(Task statement):
Print every entry exactly as written.

(Record set):

+ + + +

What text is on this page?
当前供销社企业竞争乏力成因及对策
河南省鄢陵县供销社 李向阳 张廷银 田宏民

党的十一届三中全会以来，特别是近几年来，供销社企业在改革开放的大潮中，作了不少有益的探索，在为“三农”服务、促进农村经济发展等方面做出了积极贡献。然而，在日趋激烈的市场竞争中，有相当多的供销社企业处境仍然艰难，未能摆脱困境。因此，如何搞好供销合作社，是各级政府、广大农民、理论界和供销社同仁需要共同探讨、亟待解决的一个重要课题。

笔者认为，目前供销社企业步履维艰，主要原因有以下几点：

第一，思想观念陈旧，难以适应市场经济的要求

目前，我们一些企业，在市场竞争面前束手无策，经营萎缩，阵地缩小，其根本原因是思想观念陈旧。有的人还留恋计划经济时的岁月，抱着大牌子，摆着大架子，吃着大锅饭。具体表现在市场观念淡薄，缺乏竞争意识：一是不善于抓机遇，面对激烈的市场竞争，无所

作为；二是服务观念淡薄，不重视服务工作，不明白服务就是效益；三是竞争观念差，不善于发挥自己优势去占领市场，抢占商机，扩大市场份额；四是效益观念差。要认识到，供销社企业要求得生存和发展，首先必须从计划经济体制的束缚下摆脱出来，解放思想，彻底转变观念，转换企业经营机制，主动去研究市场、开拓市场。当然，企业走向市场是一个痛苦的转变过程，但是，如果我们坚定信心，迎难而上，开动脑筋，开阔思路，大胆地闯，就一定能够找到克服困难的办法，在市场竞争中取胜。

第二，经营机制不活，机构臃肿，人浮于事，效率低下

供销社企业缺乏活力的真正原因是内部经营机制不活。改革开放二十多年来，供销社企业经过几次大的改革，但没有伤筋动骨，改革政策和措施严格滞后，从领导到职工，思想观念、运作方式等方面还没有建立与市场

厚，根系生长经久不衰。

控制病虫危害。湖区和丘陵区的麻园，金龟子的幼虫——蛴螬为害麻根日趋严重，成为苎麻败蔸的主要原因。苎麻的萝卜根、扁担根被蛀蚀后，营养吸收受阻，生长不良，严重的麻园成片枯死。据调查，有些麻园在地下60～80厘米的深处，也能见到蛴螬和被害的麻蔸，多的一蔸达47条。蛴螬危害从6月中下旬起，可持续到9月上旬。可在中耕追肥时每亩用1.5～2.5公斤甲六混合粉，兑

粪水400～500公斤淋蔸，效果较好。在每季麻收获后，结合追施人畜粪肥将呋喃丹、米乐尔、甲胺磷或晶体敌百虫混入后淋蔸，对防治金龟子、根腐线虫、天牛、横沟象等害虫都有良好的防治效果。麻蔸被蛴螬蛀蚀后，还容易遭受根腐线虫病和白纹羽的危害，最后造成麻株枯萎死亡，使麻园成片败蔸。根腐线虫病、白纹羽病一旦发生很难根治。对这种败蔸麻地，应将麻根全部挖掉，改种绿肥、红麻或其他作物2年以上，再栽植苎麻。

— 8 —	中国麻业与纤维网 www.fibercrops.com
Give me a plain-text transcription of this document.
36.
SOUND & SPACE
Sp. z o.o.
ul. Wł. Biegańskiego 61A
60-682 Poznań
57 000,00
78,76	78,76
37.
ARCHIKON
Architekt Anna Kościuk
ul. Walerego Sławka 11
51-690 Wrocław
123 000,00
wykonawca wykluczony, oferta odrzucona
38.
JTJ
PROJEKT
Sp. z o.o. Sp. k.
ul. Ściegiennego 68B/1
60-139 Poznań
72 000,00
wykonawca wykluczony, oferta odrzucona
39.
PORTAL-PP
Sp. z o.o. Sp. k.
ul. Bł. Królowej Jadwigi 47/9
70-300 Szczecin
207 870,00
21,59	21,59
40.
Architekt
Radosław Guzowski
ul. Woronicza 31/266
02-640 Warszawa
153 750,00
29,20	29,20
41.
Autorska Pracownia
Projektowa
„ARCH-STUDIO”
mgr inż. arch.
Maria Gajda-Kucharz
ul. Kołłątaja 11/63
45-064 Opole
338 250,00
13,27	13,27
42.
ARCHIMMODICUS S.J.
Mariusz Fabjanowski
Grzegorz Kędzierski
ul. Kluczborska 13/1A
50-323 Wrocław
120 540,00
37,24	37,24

+ + + +

(Written answer):
What text is on this page?
当前供销社企业竞争乏力成因及对策
河南省鄢陵县供销社 李向阳 张廷银 田宏民

党的十一届三中全会以来，特别是近几年来，供销社企业在改革开放的大潮中，作了不少有益的探索，在为“三农”服务、促进农村经济发展等方面做出了积极贡献。然而，在日趋激烈的市场竞争中，有相当多的供销社企业处境仍然艰难，未能摆脱困境。因此，如何搞好供销合作社，是各级政府、广大农民、理论界和供销社同仁需要共同探讨、亟待解决的一个重要课题。

笔者认为，目前供销社企业步履维艰，主要原因有以下几点：

第一，思想观念陈旧，难以适应市场经济的要求

目前，我们一些企业，在市场竞争面前束手无策，经营萎缩，阵地缩小，其根本原因是思想观念陈旧。有的人还留恋计划经济时的岁月，抱着大牌子，摆着大架子，吃着大锅饭。具体表现在市场观念淡薄，缺乏竞争意识：一是不善于抓机遇，面对激烈的市场竞争，无所

作为；二是服务观念淡薄，不重视服务工作，不明白服务就是效益；三是竞争观念差，不善于发挥自己优势去占领市场，抢占商机，扩大市场份额；四是效益观念差。要认识到，供销社企业要求得生存和发展，首先必须从计划经济体制的束缚下摆脱出来，解放思想，彻底转变观念，转换企业经营机制，主动去研究市场、开拓市场。当然，企业走向市场是一个痛苦的转变过程，但是，如果我们坚定信心，迎难而上，开动脑筋，开阔思路，大胆地闯，就一定能够找到克服困难的办法，在市场竞争中取胜。

第二，经营机制不活，机构臃肿，人浮于事，效率低下

供销社企业缺乏活力的真正原因是内部经营机制不活。改革开放二十多年来，供销社企业经过几次大的改革，但没有伤筋动骨，改革政策和措施严格滞后，从领导到职工，思想观念、运作方式等方面还没有建立与市场

厚，根系生长经久不衰。

控制病虫危害。湖区和丘陵区的麻园，金龟子的幼虫——蛴螬为害麻根日趋严重，成为苎麻败蔸的主要原因。苎麻的萝卜根、扁担根被蛀蚀后，营养吸收受阻，生长不良，严重的麻园成片枯死。据调查，有些麻园在地下60～80厘米的深处，也能见到蛴螬和被害的麻蔸，多的一蔸达47条。蛴螬危害从6月中下旬起，可持续到9月上旬。可在中耕追肥时每亩用1.5～2.5公斤甲六混合粉，兑

粪水400～500公斤淋蔸，效果较好。在每季麻收获后，结合追施人畜粪肥将呋喃丹、米乐尔、甲胺磷或晶体敌百虫混入后淋蔸，对防治金龟子、根腐线虫、天牛、横沟象等害虫都有良好的防治效果。麻蔸被蛴螬蛀蚀后，还容易遭受根腐线虫病和白纹羽的危害，最后造成麻株枯萎死亡，使麻园成片败蔸。根腐线虫病、白纹羽病一旦发生很难根治。对这种败蔸麻地，应将麻根全部挖掉，改种绿肥、红麻或其他作物2年以上，再栽植苎麻。

— 8 —	中国麻业与纤维网 www.fibercrops.com
Give me a plain-text transcription of this document.
36.
SOUND & SPACE
Sp. z o.o.
ul. Wł. Biegańskiego 61A
60-682 Poznań
57 000,00
78,76	78,76
37.
ARCHIKON
Architekt Anna Kościuk
ul. Walerego Sławka 11
51-690 Wrocław
123 000,00
wykonawca wykluczony, oferta odrzucona
38.
JTJ
PROJEKT
Sp. z o.o. Sp. k.
ul. Ściegiennego 68B/1
60-139 Poznań
72 000,00
wykonawca wykluczony, oferta odrzucona
39.
PORTAL-PP
Sp. z o.o. Sp. k.
ul. Bł. Królowej Jadwigi 47/9
70-300 Szczecin
207 870,00
21,59	21,59
40.
Architekt
Radosław Guzowski
ul. Woronicza 31/266
02-640 Warszawa
153 750,00
29,20	29,20
41.
Autorska Pracownia
Projektowa
„ARCH-STUDIO”
mgr inż. arch.
Maria Gajda-Kucharz
ul. Kołłątaja 11/63
45-064 Opole
338 250,00
13,27	13,27
42.
ARCHIMMODICUS S.J.
Mariusz Fabjanowski
Grzegorz Kędzierski
ul. Kluczborska 13/1A
50-323 Wrocław
120 540,00
37,24	37,24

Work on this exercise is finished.